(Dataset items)

* START *

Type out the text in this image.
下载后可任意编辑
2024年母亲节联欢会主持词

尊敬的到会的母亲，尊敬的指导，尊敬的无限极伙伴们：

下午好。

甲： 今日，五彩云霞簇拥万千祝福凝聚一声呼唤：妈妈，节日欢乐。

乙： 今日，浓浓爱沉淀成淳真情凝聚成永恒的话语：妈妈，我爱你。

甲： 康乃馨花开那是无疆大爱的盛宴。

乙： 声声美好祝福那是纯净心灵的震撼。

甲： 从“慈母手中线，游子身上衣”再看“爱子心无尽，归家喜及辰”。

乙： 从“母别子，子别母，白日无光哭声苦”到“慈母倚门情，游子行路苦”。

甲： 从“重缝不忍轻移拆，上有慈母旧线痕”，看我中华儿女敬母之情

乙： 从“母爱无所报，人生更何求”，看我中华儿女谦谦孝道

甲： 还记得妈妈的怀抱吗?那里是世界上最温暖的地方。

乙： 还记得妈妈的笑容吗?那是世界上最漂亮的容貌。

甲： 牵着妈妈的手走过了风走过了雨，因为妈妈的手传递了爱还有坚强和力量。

* END *

What is expected: Give back the whole listing exactly as it reads.

Reply:
Type out the text in this image.
下载后可任意编辑
2024年母亲节联欢会主持词

尊敬的到会的母亲，尊敬的指导，尊敬的无限极伙伴们：

下午好。

甲： 今日，五彩云霞簇拥万千祝福凝聚一声呼唤：妈妈，节日欢乐。

乙： 今日，浓浓爱沉淀成淳真情凝聚成永恒的话语：妈妈，我爱你。

甲： 康乃馨花开那是无疆大爱的盛宴。

乙： 声声美好祝福那是纯净心灵的震撼。

甲： 从“慈母手中线，游子身上衣”再看“爱子心无尽，归家喜及辰”。

乙： 从“母别子，子别母，白日无光哭声苦”到“慈母倚门情，游子行路苦”。

甲： 从“重缝不忍轻移拆，上有慈母旧线痕”，看我中华儿女敬母之情

乙： 从“母爱无所报，人生更何求”，看我中华儿女谦谦孝道

甲： 还记得妈妈的怀抱吗?那里是世界上最温暖的地方。

乙： 还记得妈妈的笑容吗?那是世界上最漂亮的容貌。

甲： 牵着妈妈的手走过了风走过了雨，因为妈妈的手传递了爱还有坚强和力量。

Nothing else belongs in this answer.